## FRAGMENTO PARA REVISAR
· · · ·
En “The Fear of NOW”, su reciente exposición en la Galerie Thaddaeus Ropac, lleva aún más lejos su reflexión sobre nuestra época digital. Las figuras humanas se transforman en monstruos tubulares, sus cuerpos deformados por su relación tóxica con la tecnología. Un hombre con chándal Nike y zapatillas Adidas se encuentra fusionado con su ordenador portátil en una simbiosis de pesadilla. Es Cronenberg encontrándose con Black Mirror, con un toque de Francis Bacon para dar énfasis.
El propio artista admite tener una relación compleja con la tecnología, rozando la fobia. Esta ansiedad se refleja en cada pincelada, en cada deformación. Captura nuestra dependencia colectiva de las pantallas con precisión quirúrgica, transformando nuestras posturas cotidianas en cuadros de horror existencial. Nuestras cabezas permanentemente inclinadas hacia nuestros teléfonos se convierten en estudios sobre la sumisión voluntaria, naturalezas muertas del alma moderna.
Su técnica también evoluciona. Mientras antes usaba principalmente cuchillos de paleta y plantillas, ahora incorpora el carboncillo en su proceso creativo. Este medio le permite construir y borrar sus imágenes como quien borra el historial de su navegador, creando obras que parecen siempre en transición, nunca completamente fijadas. Esto es particularmente evidente en sus recientes retratos de Marilyn Monroe, donde el rostro icónico se disuelve en un torbellino de trazos y manchas.
· · · ·
## MATERIAL PARA ANALIZAR

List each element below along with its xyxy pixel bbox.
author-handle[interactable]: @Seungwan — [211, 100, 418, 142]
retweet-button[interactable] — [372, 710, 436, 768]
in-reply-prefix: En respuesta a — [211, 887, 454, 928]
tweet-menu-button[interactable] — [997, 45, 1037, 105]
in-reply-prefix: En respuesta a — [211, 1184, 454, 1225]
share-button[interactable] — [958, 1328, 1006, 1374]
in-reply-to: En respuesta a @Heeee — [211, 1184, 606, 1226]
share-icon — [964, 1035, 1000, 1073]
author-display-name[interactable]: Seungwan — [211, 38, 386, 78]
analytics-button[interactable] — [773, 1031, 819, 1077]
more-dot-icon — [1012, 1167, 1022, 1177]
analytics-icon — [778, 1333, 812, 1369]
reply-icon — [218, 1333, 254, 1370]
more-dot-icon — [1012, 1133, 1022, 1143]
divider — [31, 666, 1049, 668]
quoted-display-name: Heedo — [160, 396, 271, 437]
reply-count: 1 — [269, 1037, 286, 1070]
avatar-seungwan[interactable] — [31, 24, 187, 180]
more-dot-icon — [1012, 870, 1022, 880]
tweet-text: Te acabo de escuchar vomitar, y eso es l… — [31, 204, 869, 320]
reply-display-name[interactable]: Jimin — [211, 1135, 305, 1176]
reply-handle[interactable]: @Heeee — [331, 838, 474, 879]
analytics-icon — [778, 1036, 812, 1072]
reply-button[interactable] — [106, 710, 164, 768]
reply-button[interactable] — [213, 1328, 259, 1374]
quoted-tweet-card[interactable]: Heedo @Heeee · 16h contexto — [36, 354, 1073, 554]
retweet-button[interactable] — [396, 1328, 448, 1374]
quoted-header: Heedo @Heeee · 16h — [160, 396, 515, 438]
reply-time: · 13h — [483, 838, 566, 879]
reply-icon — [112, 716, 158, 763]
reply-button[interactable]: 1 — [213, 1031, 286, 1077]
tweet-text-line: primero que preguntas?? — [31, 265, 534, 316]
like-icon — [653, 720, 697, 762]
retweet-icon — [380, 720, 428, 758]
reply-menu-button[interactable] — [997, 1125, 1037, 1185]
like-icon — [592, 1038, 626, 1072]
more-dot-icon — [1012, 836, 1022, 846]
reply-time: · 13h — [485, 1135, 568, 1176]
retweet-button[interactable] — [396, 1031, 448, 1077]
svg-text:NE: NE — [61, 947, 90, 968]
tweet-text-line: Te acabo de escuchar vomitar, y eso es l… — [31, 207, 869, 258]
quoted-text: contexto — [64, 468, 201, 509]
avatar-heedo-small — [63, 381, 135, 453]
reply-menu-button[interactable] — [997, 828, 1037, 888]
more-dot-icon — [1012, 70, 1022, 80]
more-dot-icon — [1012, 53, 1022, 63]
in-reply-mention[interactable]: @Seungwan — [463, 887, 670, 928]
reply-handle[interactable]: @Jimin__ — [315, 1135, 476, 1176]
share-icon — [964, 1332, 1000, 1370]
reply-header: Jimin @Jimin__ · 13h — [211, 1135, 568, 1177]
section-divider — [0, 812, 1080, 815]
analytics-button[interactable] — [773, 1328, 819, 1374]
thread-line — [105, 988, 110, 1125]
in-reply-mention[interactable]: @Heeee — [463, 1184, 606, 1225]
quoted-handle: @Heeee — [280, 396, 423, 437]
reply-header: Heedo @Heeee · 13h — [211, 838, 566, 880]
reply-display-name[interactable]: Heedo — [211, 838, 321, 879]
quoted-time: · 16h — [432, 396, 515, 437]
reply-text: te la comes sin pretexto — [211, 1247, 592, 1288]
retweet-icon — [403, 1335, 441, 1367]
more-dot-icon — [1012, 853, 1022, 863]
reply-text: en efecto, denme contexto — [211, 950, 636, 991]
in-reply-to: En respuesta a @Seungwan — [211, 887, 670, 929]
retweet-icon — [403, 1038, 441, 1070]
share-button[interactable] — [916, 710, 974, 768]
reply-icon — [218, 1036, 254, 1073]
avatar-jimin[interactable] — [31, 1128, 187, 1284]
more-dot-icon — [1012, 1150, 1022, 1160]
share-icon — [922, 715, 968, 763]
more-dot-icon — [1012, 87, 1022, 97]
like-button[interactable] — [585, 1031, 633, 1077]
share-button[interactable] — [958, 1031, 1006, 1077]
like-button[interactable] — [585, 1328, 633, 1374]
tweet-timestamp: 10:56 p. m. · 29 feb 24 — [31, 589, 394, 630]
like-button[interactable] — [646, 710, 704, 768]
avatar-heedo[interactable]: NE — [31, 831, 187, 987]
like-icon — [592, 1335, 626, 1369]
· · · ·
¿Puedes reescribir el fragmento sobre la exposición desde "El propio artista" hasta "del alma moderna.", ambos incluidos, cambiando "fobia" por "obsesión"?

## SOLUCIÓN PROPUESTA
El propio artista admite tener una relación compleja con la tecnología, rozando la obsesión. Esta ansiedad se refleja en cada pincelada, en cada deformación. Captura nuestra dependencia colectiva de las pantallas con precisión quirúrgica, transformando nuestras posturas cotidianas en cuadros de horror existencial. Nuestras cabezas permanentemente inclinadas hacia nuestros teléfonos se convierten en estudios sobre la sumisión voluntaria, naturalezas muertas del alma moderna.